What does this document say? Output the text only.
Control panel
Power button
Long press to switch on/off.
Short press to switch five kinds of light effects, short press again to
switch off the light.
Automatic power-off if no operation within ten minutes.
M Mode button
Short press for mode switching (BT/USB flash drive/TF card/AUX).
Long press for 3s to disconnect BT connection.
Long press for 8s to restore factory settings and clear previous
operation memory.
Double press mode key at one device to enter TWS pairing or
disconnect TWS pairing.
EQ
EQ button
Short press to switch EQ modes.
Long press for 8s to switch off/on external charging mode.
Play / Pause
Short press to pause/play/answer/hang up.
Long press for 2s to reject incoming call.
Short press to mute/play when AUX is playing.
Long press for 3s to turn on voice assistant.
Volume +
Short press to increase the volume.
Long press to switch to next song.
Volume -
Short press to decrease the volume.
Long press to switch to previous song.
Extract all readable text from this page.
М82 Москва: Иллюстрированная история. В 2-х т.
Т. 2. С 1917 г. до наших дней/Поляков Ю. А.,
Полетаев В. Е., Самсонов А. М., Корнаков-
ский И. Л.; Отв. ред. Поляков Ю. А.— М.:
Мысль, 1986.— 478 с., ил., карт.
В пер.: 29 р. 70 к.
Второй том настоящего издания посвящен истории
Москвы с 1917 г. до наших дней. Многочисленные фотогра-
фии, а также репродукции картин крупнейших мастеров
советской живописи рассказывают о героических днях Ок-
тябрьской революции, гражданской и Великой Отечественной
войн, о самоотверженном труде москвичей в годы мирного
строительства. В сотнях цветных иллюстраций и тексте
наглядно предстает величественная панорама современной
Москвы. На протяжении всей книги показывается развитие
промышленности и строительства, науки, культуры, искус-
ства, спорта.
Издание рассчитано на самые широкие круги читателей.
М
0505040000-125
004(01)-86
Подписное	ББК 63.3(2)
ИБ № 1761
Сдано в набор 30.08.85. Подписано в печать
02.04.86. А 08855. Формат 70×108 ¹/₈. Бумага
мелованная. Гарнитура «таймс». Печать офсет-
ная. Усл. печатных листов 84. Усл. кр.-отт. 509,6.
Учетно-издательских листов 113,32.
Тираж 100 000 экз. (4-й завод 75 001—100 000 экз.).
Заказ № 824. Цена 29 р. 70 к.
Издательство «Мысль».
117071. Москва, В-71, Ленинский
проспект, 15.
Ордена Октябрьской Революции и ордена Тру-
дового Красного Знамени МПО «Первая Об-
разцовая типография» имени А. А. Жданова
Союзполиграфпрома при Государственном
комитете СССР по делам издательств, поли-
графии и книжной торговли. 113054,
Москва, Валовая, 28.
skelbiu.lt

* Directions for this task *
Copy out all lines above that include the string "дней".

* Reply to the exercise *
Т. 2. С 1917 г. до наших дней/Поляков Ю. А.,
Москвы с 1917 г. до наших дней. Многочисленные фотогра-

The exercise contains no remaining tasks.